WRITTEN EXERCISE: Copy out the data below verbatim.

(Dataset items)
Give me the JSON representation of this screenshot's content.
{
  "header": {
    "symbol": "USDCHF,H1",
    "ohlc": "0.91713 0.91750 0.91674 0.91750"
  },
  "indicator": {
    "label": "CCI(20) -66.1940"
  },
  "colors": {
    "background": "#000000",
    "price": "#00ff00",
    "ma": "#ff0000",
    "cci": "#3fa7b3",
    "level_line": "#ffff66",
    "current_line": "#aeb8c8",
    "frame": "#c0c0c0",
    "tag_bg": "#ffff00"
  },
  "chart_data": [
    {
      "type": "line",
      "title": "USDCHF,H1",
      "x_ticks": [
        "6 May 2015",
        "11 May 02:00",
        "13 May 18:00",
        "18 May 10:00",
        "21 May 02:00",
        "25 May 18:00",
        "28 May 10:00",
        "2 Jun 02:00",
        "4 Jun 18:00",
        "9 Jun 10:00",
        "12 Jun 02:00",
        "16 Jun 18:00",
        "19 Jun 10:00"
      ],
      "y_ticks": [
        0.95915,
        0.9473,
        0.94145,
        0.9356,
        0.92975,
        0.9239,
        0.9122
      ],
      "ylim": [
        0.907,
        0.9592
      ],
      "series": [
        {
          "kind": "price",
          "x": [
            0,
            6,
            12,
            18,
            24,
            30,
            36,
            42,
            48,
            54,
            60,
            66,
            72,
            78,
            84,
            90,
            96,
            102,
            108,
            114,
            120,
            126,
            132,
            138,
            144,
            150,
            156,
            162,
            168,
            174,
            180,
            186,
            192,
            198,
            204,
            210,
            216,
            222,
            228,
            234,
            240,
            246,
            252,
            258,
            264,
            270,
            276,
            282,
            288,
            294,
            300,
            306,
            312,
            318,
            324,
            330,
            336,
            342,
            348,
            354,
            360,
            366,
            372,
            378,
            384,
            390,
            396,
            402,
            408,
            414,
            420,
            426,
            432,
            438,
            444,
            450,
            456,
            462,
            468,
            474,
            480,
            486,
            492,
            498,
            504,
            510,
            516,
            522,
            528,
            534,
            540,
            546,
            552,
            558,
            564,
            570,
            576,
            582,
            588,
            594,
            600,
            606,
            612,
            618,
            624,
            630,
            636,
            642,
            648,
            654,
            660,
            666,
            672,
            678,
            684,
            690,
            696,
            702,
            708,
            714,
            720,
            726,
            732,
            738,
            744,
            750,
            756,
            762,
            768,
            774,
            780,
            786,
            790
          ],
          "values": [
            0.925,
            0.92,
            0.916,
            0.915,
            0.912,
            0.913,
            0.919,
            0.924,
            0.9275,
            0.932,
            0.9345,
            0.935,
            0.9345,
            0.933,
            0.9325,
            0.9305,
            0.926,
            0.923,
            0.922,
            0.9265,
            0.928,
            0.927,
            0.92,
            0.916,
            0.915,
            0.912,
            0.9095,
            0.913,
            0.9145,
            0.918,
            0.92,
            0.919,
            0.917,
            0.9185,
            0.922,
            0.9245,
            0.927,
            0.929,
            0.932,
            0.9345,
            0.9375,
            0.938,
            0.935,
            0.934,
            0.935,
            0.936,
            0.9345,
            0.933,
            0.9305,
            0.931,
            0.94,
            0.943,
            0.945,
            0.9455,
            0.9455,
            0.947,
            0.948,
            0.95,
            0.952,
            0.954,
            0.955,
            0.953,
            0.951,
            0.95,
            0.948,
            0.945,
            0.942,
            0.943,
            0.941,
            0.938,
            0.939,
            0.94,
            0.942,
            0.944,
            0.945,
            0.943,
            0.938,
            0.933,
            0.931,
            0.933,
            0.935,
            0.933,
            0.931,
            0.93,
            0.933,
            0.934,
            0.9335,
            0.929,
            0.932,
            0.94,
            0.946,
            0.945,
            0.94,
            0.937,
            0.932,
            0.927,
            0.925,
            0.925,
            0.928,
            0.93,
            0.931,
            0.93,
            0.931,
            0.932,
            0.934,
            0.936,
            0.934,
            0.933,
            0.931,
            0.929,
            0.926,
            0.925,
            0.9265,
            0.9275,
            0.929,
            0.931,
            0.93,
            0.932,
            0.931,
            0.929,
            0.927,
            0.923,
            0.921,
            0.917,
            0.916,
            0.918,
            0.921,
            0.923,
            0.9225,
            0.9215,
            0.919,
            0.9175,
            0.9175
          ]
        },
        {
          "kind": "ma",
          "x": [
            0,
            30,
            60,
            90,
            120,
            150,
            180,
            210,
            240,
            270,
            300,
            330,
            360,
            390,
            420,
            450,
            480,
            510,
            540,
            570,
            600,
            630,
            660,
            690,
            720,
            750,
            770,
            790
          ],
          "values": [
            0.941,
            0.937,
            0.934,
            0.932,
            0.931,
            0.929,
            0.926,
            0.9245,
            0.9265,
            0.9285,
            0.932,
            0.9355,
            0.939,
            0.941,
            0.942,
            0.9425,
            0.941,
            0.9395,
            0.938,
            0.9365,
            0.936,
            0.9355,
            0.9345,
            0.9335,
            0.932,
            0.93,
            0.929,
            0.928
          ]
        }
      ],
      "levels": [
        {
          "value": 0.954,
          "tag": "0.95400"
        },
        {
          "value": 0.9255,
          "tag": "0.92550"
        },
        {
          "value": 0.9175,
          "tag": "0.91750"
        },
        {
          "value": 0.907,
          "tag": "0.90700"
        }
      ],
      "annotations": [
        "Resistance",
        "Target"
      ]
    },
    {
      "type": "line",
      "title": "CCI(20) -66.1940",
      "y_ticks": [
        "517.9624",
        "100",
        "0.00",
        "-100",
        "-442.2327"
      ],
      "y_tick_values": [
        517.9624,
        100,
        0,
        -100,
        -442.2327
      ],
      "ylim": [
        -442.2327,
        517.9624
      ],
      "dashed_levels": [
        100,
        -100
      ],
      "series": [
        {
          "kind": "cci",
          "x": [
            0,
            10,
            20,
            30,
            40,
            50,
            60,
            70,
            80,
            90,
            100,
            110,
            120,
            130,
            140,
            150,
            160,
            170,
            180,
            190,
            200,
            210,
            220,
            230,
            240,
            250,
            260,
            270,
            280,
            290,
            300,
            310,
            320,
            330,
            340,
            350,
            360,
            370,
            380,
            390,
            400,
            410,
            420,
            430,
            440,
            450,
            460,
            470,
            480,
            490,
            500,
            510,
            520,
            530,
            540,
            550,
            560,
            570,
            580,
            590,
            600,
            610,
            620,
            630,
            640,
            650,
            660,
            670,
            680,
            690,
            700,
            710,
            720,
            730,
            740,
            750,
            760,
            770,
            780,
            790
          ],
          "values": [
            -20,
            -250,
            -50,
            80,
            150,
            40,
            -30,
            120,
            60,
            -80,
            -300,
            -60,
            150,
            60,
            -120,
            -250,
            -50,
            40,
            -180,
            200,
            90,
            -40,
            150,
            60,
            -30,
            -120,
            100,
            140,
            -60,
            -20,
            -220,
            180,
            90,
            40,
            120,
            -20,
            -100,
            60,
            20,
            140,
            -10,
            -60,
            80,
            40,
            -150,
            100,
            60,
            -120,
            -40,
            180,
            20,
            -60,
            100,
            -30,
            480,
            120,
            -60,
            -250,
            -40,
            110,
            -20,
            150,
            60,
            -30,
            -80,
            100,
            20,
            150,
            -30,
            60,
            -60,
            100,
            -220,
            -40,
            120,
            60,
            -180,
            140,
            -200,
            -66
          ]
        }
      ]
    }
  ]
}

SOLUTION TO THIS TASK:
Give me the JSON representation of this screenshot's content.
{
  "header": {
    "symbol": "USDCHF,H1",
    "ohlc": "0.91713 0.91750 0.91674 0.91750"
  },
  "indicator": {
    "label": "CCI(20) -66.1940"
  },
  "colors": {
    "background": "#000000",
    "price": "#00ff00",
    "ma": "#ff0000",
    "cci": "#3fa7b3",
    "level_line": "#ffff66",
    "current_line": "#aeb8c8",
    "frame": "#c0c0c0",
    "tag_bg": "#ffff00"
  },
  "chart_data": [
    {
      "type": "line",
      "title": "USDCHF,H1",
      "x_ticks": [
        "6 May 2015",
        "11 May 02:00",
        "13 May 18:00",
        "18 May 10:00",
        "21 May 02:00",
        "25 May 18:00",
        "28 May 10:00",
        "2 Jun 02:00",
        "4 Jun 18:00",
        "9 Jun 10:00",
        "12 Jun 02:00",
        "16 Jun 18:00",
        "19 Jun 10:00"
      ],
      "y_ticks": [
        0.95915,
        0.9473,
        0.94145,
        0.9356,
        0.92975,
        0.9239,
        0.9122
      ],
      "ylim": [
        0.907,
        0.9592
      ],
      "series": [
        {
          "kind": "price",
          "x": [
            0,
            6,
            12,
            18,
            24,
            30,
            36,
            42,
            48,
            54,
            60,
            66,
            72,
            78,
            84,
            90,
            96,
            102,
            108,
            114,
            120,
            126,
            132,
            138,
            144,
            150,
            156,
            162,
            168,
            174,
            180,
            186,
            192,
            198,
            204,
            210,
            216,
            222,
            228,
            234,
            240,
            246,
            252,
            258,
            264,
            270,
            276,
            282,
            288,
            294,
            300,
            306,
            312,
            318,
            324,
            330,
            336,
            342,
            348,
            354,
            360,
            366,
            372,
            378,
            384,
            390,
            396,
            402,
            408,
            414,
            420,
            426,
            432,
            438,
            444,
            450,
            456,
            462,
            468,
            474,
            480,
            486,
            492,
            498,
            504,
            510,
            516,
            522,
            528,
            534,
            540,
            546,
            552,
            558,
            564,
            570,
            576,
            582,
            588,
            594,
            600,
            606,
            612,
            618,
            624,
            630,
            636,
            642,
            648,
            654,
            660,
            666,
            672,
            678,
            684,
            690,
            696,
            702,
            708,
            714,
            720,
            726,
            732,
            738,
            744,
            750,
            756,
            762,
            768,
            774,
            780,
            786,
            790
          ],
          "values": [
            0.925,
            0.92,
            0.916,
            0.915,
            0.912,
            0.913,
            0.919,
            0.924,
            0.9275,
            0.932,
            0.9345,
            0.935,
            0.9345,
            0.933,
            0.9325,
            0.9305,
            0.926,
            0.923,
            0.922,
            0.9265,
            0.928,
            0.927,
            0.92,
            0.916,
            0.915,
            0.912,
            0.9095,
            0.913,
            0.9145,
            0.918,
            0.92,
            0.919,
            0.917,
            0.9185,
            0.922,
            0.9245,
            0.927,
            0.929,
            0.932,
            0.9345,
            0.9375,
            0.938,
            0.935,
            0.934,
            0.935,
            0.936,
            0.9345,
            0.933,
            0.9305,
            0.931,
            0.94,
            0.943,
            0.945,
            0.9455,
            0.9455,
            0.947,
            0.948,
            0.95,
            0.952,
            0.954,
            0.955,
            0.953,
            0.951,
            0.95,
            0.948,
            0.945,
            0.942,
            0.943,
            0.941,
            0.938,
            0.939,
            0.94,
            0.942,
            0.944,
            0.945,
            0.943,
            0.938,
            0.933,
            0.931,
            0.933,
            0.935,
            0.933,
            0.931,
            0.93,
            0.933,
            0.934,
            0.9335,
            0.929,
            0.932,
            0.94,
            0.946,
            0.945,
            0.94,
            0.937,
            0.932,
            0.927,
            0.925,
            0.925,
            0.928,
            0.93,
            0.931,
            0.93,
            0.931,
            0.932,
            0.934,
            0.936,
            0.934,
            0.933,
            0.931,
            0.929,
            0.926,
            0.925,
            0.9265,
            0.9275,
            0.929,
            0.931,
            0.93,
            0.932,
            0.931,
            0.929,
            0.927,
            0.923,
            0.921,
            0.917,
            0.916,
            0.918,
            0.921,
            0.923,
            0.9225,
            0.9215,
            0.919,
            0.9175,
            0.9175
          ]
        },
        {
          "kind": "ma",
          "x": [
            0,
            30,
            60,
            90,
            120,
            150,
            180,
            210,
            240,
            270,
            300,
            330,
            360,
            390,
            420,
            450,
            480,
            510,
            540,
            570,
            600,
            630,
            660,
            690,
            720,
            750,
            770,
            790
          ],
          "values": [
            0.941,
            0.937,
            0.934,
            0.932,
            0.931,
            0.929,
            0.926,
            0.9245,
            0.9265,
            0.9285,
            0.932,
            0.9355,
            0.939,
            0.941,
            0.942,
            0.9425,
            0.941,
            0.9395,
            0.938,
            0.9365,
            0.936,
            0.9355,
            0.9345,
            0.9335,
            0.932,
            0.93,
            0.929,
            0.928
          ]
        }
      ],
      "levels": [
        {
          "value": 0.954,
          "tag": "0.95400"
        },
        {
          "value": 0.9255,
          "tag": "0.92550"
        },
        {
          "value": 0.9175,
          "tag": "0.91750"
        },
        {
          "value": 0.907,
          "tag": "0.90700"
        }
      ],
      "annotations": [
        "Resistance",
        "Target"
      ]
    },
    {
      "type": "line",
      "title": "CCI(20) -66.1940",
      "y_ticks": [
        "517.9624",
        "100",
        "0.00",
        "-100",
        "-442.2327"
      ],
      "y_tick_values": [
        517.9624,
        100,
        0,
        -100,
        -442.2327
      ],
      "ylim": [
        -442.2327,
        517.9624
      ],
      "dashed_levels": [
        100,
        -100
      ],
      "series": [
        {
          "kind": "cci",
          "x": [
            0,
            10,
            20,
            30,
            40,
            50,
            60,
            70,
            80,
            90,
            100,
            110,
            120,
            130,
            140,
            150,
            160,
            170,
            180,
            190,
            200,
            210,
            220,
            230,
            240,
            250,
            260,
            270,
            280,
            290,
            300,
            310,
            320,
            330,
            340,
            350,
            360,
            370,
            380,
            390,
            400,
            410,
            420,
            430,
            440,
            450,
            460,
            470,
            480,
            490,
            500,
            510,
            520,
            530,
            540,
            550,
            560,
            570,
            580,
            590,
            600,
            610,
            620,
            630,
            640,
            650,
            660,
            670,
            680,
            690,
            700,
            710,
            720,
            730,
            740,
            750,
            760,
            770,
            780,
            790
          ],
          "values": [
            -20,
            -250,
            -50,
            80,
            150,
            40,
            -30,
            120,
            60,
            -80,
            -300,
            -60,
            150,
            60,
            -120,
            -250,
            -50,
            40,
            -180,
            200,
            90,
            -40,
            150,
            60,
            -30,
            -120,
            100,
            140,
            -60,
            -20,
            -220,
            180,
            90,
            40,
            120,
            -20,
            -100,
            60,
            20,
            140,
            -10,
            -60,
            80,
            40,
            -150,
            100,
            60,
            -120,
            -40,
            180,
            20,
            -60,
            100,
            -30,
            480,
            120,
            -60,
            -250,
            -40,
            110,
            -20,
            150,
            60,
            -30,
            -80,
            100,
            20,
            150,
            -30,
            60,
            -60,
            100,
            -220,
            -40,
            120,
            60,
            -180,
            140,
            -200,
            -66
          ]
        }
      ]
    }
  ]
}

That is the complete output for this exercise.